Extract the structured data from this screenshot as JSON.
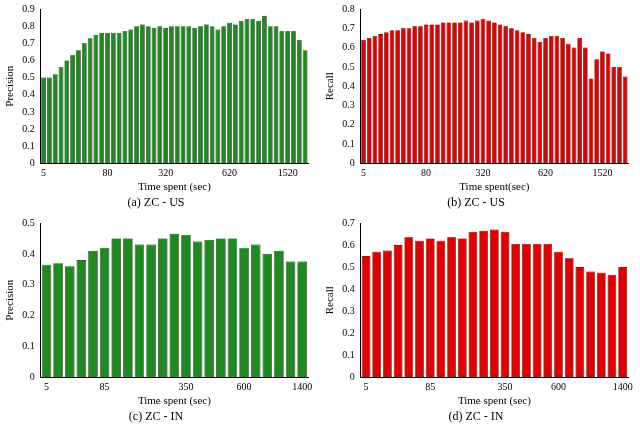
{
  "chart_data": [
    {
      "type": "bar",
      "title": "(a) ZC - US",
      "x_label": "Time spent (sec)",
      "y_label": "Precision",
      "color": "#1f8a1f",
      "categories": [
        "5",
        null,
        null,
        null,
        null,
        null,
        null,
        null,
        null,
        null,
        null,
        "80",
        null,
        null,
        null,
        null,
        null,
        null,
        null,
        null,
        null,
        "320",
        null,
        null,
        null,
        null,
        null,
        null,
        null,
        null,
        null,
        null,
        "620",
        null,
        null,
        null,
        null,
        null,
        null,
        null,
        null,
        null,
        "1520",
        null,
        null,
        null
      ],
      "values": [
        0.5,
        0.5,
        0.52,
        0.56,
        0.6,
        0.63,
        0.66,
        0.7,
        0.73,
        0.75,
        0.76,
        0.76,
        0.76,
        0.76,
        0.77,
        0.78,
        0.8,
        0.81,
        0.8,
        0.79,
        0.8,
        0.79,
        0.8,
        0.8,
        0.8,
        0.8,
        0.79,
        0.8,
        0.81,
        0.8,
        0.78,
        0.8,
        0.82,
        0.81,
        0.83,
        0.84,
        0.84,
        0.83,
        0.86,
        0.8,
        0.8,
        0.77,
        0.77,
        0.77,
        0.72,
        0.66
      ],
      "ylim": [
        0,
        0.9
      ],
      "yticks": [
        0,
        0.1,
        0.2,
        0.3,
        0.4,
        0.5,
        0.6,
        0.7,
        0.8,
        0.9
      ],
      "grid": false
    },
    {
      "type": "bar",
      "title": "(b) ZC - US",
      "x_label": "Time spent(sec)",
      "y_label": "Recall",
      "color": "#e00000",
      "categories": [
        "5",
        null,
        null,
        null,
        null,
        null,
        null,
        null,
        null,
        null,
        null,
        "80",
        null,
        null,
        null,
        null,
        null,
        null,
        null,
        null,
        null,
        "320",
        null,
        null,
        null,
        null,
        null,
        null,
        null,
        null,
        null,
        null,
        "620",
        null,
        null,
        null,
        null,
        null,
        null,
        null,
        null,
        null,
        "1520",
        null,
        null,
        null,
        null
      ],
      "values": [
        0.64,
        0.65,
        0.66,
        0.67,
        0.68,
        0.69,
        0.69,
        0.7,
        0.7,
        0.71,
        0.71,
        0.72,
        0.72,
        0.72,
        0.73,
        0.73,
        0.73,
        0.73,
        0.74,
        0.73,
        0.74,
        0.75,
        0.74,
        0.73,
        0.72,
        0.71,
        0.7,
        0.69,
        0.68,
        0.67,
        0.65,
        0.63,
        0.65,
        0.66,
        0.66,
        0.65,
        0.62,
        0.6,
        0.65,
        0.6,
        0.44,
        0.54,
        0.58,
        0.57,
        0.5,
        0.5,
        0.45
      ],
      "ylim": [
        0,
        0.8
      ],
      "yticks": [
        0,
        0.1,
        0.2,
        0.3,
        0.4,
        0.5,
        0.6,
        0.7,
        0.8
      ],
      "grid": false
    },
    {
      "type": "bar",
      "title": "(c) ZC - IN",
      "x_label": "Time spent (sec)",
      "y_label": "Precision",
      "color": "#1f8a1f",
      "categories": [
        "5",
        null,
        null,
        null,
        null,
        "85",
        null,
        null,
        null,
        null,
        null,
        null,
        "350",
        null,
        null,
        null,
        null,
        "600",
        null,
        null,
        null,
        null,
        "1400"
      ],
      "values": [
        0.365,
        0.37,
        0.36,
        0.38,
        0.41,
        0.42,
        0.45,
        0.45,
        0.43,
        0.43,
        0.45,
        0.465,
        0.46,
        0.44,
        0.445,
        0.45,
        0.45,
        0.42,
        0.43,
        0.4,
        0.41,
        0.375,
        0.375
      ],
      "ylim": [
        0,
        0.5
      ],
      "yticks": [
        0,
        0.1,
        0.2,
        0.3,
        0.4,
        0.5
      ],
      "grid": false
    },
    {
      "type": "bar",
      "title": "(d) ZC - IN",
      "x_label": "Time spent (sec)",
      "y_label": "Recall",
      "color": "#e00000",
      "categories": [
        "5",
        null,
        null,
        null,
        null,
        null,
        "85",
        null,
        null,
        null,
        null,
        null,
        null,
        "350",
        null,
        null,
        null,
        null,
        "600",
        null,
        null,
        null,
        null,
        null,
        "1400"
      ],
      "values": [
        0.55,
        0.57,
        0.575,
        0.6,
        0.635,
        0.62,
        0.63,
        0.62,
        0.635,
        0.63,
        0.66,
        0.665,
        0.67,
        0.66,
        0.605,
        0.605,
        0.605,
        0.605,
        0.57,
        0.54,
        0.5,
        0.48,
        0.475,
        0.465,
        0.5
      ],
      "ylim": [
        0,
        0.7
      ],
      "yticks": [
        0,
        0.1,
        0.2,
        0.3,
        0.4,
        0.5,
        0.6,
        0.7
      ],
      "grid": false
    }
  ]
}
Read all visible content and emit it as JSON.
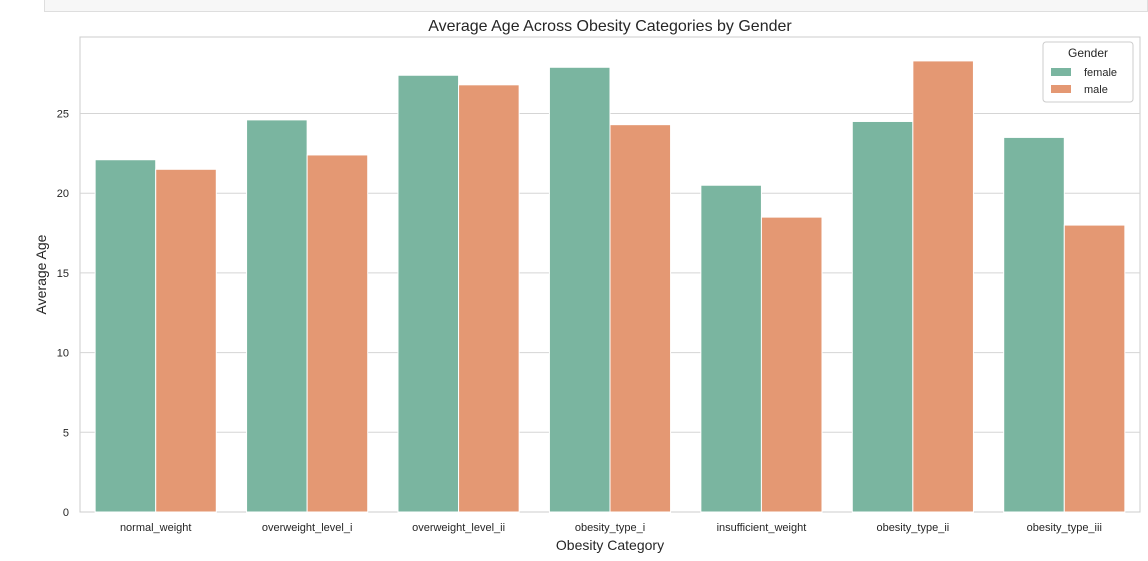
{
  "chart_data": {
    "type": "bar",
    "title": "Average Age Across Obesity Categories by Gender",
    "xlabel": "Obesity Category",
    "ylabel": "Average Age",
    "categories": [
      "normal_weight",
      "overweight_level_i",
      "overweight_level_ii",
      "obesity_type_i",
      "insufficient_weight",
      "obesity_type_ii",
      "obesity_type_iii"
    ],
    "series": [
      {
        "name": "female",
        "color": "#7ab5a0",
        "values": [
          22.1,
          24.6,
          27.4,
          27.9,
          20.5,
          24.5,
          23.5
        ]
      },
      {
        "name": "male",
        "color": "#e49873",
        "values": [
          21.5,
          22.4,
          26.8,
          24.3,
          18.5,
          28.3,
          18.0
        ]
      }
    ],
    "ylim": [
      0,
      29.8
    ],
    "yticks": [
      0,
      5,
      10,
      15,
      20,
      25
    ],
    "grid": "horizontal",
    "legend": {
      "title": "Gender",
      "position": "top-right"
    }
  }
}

..............................

**TASK REQUIREMENTS**
Reproduce each line word for word and drop the pictures.

**SOLUTION**
Extract the structured data from this screenshot as JSON.
{
  "chart_data": [
    {
      "type": "bar",
      "title": "(a) ZC - US",
      "x_label": "Time spent (sec)",
      "y_label": "Precision",
      "color": "#1f8a1f",
      "categories": [
        "5",
        null,
        null,
        null,
        null,
        null,
        null,
        null,
        null,
        null,
        null,
        "80",
        null,
        null,
        null,
        null,
        null,
        null,
        null,
        null,
        null,
        "320",
        null,
        null,
        null,
        null,
        null,
        null,
        null,
        null,
        null,
        null,
        "620",
        null,
        null,
        null,
        null,
        null,
        null,
        null,
        null,
        null,
        "1520",
        null,
        null,
        null
      ],
      "values": [
        0.5,
        0.5,
        0.52,
        0.56,
        0.6,
        0.63,
        0.66,
        0.7,
        0.73,
        0.75,
        0.76,
        0.76,
        0.76,
        0.76,
        0.77,
        0.78,
        0.8,
        0.81,
        0.8,
        0.79,
        0.8,
        0.79,
        0.8,
        0.8,
        0.8,
        0.8,
        0.79,
        0.8,
        0.81,
        0.8,
        0.78,
        0.8,
        0.82,
        0.81,
        0.83,
        0.84,
        0.84,
        0.83,
        0.86,
        0.8,
        0.8,
        0.77,
        0.77,
        0.77,
        0.72,
        0.66
      ],
      "ylim": [
        0,
        0.9
      ],
      "yticks": [
        0,
        0.1,
        0.2,
        0.3,
        0.4,
        0.5,
        0.6,
        0.7,
        0.8,
        0.9
      ],
      "grid": false
    },
    {
      "type": "bar",
      "title": "(b) ZC - US",
      "x_label": "Time spent(sec)",
      "y_label": "Recall",
      "color": "#e00000",
      "categories": [
        "5",
        null,
        null,
        null,
        null,
        null,
        null,
        null,
        null,
        null,
        null,
        "80",
        null,
        null,
        null,
        null,
        null,
        null,
        null,
        null,
        null,
        "320",
        null,
        null,
        null,
        null,
        null,
        null,
        null,
        null,
        null,
        null,
        "620",
        null,
        null,
        null,
        null,
        null,
        null,
        null,
        null,
        null,
        "1520",
        null,
        null,
        null,
        null
      ],
      "values": [
        0.64,
        0.65,
        0.66,
        0.67,
        0.68,
        0.69,
        0.69,
        0.7,
        0.7,
        0.71,
        0.71,
        0.72,
        0.72,
        0.72,
        0.73,
        0.73,
        0.73,
        0.73,
        0.74,
        0.73,
        0.74,
        0.75,
        0.74,
        0.73,
        0.72,
        0.71,
        0.7,
        0.69,
        0.68,
        0.67,
        0.65,
        0.63,
        0.65,
        0.66,
        0.66,
        0.65,
        0.62,
        0.6,
        0.65,
        0.6,
        0.44,
        0.54,
        0.58,
        0.57,
        0.5,
        0.5,
        0.45
      ],
      "ylim": [
        0,
        0.8
      ],
      "yticks": [
        0,
        0.1,
        0.2,
        0.3,
        0.4,
        0.5,
        0.6,
        0.7,
        0.8
      ],
      "grid": false
    },
    {
      "type": "bar",
      "title": "(c) ZC - IN",
      "x_label": "Time spent (sec)",
      "y_label": "Precision",
      "color": "#1f8a1f",
      "categories": [
        "5",
        null,
        null,
        null,
        null,
        "85",
        null,
        null,
        null,
        null,
        null,
        null,
        "350",
        null,
        null,
        null,
        null,
        "600",
        null,
        null,
        null,
        null,
        "1400"
      ],
      "values": [
        0.365,
        0.37,
        0.36,
        0.38,
        0.41,
        0.42,
        0.45,
        0.45,
        0.43,
        0.43,
        0.45,
        0.465,
        0.46,
        0.44,
        0.445,
        0.45,
        0.45,
        0.42,
        0.43,
        0.4,
        0.41,
        0.375,
        0.375
      ],
      "ylim": [
        0,
        0.5
      ],
      "yticks": [
        0,
        0.1,
        0.2,
        0.3,
        0.4,
        0.5
      ],
      "grid": false
    },
    {
      "type": "bar",
      "title": "(d) ZC - IN",
      "x_label": "Time spent (sec)",
      "y_label": "Recall",
      "color": "#e00000",
      "categories": [
        "5",
        null,
        null,
        null,
        null,
        null,
        "85",
        null,
        null,
        null,
        null,
        null,
        null,
        "350",
        null,
        null,
        null,
        null,
        "600",
        null,
        null,
        null,
        null,
        null,
        "1400"
      ],
      "values": [
        0.55,
        0.57,
        0.575,
        0.6,
        0.635,
        0.62,
        0.63,
        0.62,
        0.635,
        0.63,
        0.66,
        0.665,
        0.67,
        0.66,
        0.605,
        0.605,
        0.605,
        0.605,
        0.57,
        0.54,
        0.5,
        0.48,
        0.475,
        0.465,
        0.5
      ],
      "ylim": [
        0,
        0.7
      ],
      "yticks": [
        0,
        0.1,
        0.2,
        0.3,
        0.4,
        0.5,
        0.6,
        0.7
      ],
      "grid": false
    }
  ]
}
Read all visible content and emit it as JSON.
{
  "chart_data": {
    "type": "bar",
    "title": "Average Age Across Obesity Categories by Gender",
    "xlabel": "Obesity Category",
    "ylabel": "Average Age",
    "categories": [
      "normal_weight",
      "overweight_level_i",
      "overweight_level_ii",
      "obesity_type_i",
      "insufficient_weight",
      "obesity_type_ii",
      "obesity_type_iii"
    ],
    "series": [
      {
        "name": "female",
        "color": "#7ab5a0",
        "values": [
          22.1,
          24.6,
          27.4,
          27.9,
          20.5,
          24.5,
          23.5
        ]
      },
      {
        "name": "male",
        "color": "#e49873",
        "values": [
          21.5,
          22.4,
          26.8,
          24.3,
          18.5,
          28.3,
          18.0
        ]
      }
    ],
    "ylim": [
      0,
      29.8
    ],
    "yticks": [
      0,
      5,
      10,
      15,
      20,
      25
    ],
    "grid": "horizontal",
    "legend": {
      "title": "Gender",
      "position": "top-right"
    }
  }
}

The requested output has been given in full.